EXERCISE OBJECTIVE.
In the forum thread on low ball offers below, what do Realtors do at the listing to avoid dealing with low ballers?

ARTICLE.
──────
LOW BALL OFFERS

27 Replies

i would like to get everyones opinions on having wholesale deals and getting crazy low ball offers 

do you consider these people to be real buyers ?

would you take time to find these people properties in your area?

all info would be greatly appreciated

well I have purchased several homes.  My thoughts are. If you are not embarrassed about your offer you asked to much.

(I don't think this will apply to new construction)

No and no.

I don't think what Brian posted is what he meant. That saying is pretty much from hustlers, not real RE investors. Kind of a fine line there and if the offer is justified.

There was some guru book in the late 80s about firing out low ball offers just to see if something sticks. These types get blackballed by agents, offers are presented on the phone with an owner with a few choice words and turned down, if presented at all.

Realtors are wise to this activity too, all you do at the listing is ask the owner the lowest price they will consider and make a note to reject any offer below that amount, that way Realtors don't have to fool with low ballers. 

Realtors are to present all bona fide offers not some ridiculous offer, from a bonafide hustler. Not only do they not have to be presented, they don't have to be answered. They can go straight to the trash.

While these guys may think they are being clever or smart investor types, they are really being pretty unaware they are making things harder on themselves. Names circulate quickly among Realtors, when your name gets around......well, you'll basically be ignored.

This is not to say you shouldn't make a lower offer that you can justify, but getting to a point where your justifications become unreasonable will put you in that same boat.

Without a Realtor, (or with one) you can tick off an owner to the point that they won't accept any other offers from you other than a full price offer.

Business wise, you can do 20 deals a year at a more reasonable and higher offer netting a smaller profit and being seen as an investor or you can do one deal as a hustler and make twice as much as one of the 20 deals that are possible and be seen as a hustler bottom feeder, hustling your way right out of business.

I've also seen many who ask way too much, they are unaware of the market and don't have a clue, so your low ball offer could be in line with the market, if the seller does have a clue and sees they didn't reel in a sucker or they get better advice, they may accept the offer,  but that really isn't a low ball offer if it's in line with the market.

You'll also do better finding those in distressed situations that may accept much less than by throwing out low ball offers. Those that toss out low ball offers are usually going to be unskilled in valuations and justifying the offers that will actually work.

Pretty much on how you want to be seen in the area you deal in.  :)
──────
EXCERPTED DATA.
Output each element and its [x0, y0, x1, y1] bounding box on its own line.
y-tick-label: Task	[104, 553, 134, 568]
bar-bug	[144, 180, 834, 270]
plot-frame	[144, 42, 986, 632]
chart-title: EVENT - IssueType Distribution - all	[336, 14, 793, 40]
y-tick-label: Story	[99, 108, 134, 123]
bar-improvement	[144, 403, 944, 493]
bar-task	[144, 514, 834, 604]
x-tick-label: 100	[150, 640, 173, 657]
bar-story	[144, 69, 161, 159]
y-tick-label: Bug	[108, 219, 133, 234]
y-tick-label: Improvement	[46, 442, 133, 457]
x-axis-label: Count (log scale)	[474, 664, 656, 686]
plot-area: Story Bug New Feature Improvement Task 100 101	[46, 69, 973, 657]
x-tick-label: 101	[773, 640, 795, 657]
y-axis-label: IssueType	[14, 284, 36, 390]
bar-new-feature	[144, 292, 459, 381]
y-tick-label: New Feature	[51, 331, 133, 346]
──────
RESULT OF THE EXERCISE.
They ask the owner the lowest price they will consider and note that any offer below that amount should be rejected.